> _Written request_
Every line below that mentions the word "Minutes" should be copied out.

> _Stored records_
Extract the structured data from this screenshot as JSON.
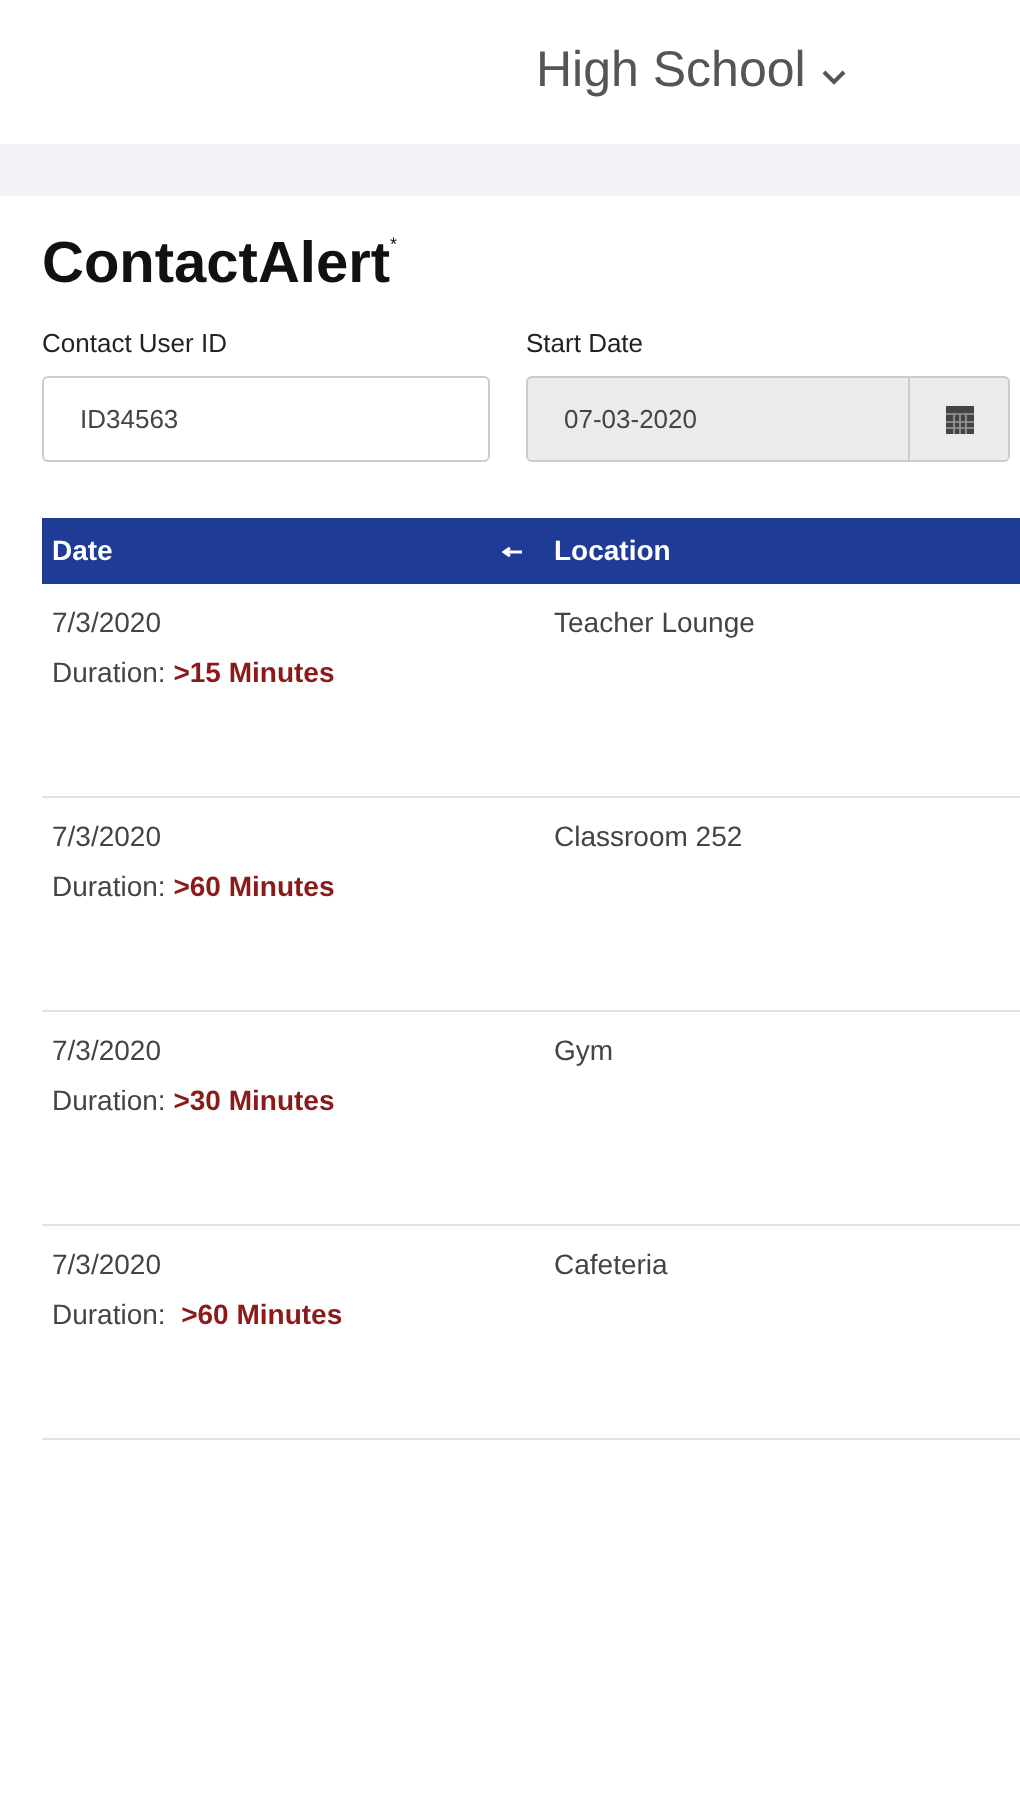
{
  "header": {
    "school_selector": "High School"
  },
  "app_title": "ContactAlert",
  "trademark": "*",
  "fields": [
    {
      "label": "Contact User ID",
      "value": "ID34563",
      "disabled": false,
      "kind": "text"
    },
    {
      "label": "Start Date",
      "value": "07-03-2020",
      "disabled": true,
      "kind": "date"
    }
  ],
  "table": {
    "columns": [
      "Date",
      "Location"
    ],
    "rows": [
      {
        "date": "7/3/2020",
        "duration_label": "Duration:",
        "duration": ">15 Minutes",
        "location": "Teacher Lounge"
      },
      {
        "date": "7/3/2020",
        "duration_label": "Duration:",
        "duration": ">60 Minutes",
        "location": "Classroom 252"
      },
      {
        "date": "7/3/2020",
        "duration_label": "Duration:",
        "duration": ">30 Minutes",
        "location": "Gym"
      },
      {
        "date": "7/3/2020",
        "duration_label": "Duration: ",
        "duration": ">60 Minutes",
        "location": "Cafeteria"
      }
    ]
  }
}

> _Task response_
        "duration": ">15 Minutes",
        "duration": ">60 Minutes",
        "duration": ">30 Minutes",
        "duration": ">60 Minutes",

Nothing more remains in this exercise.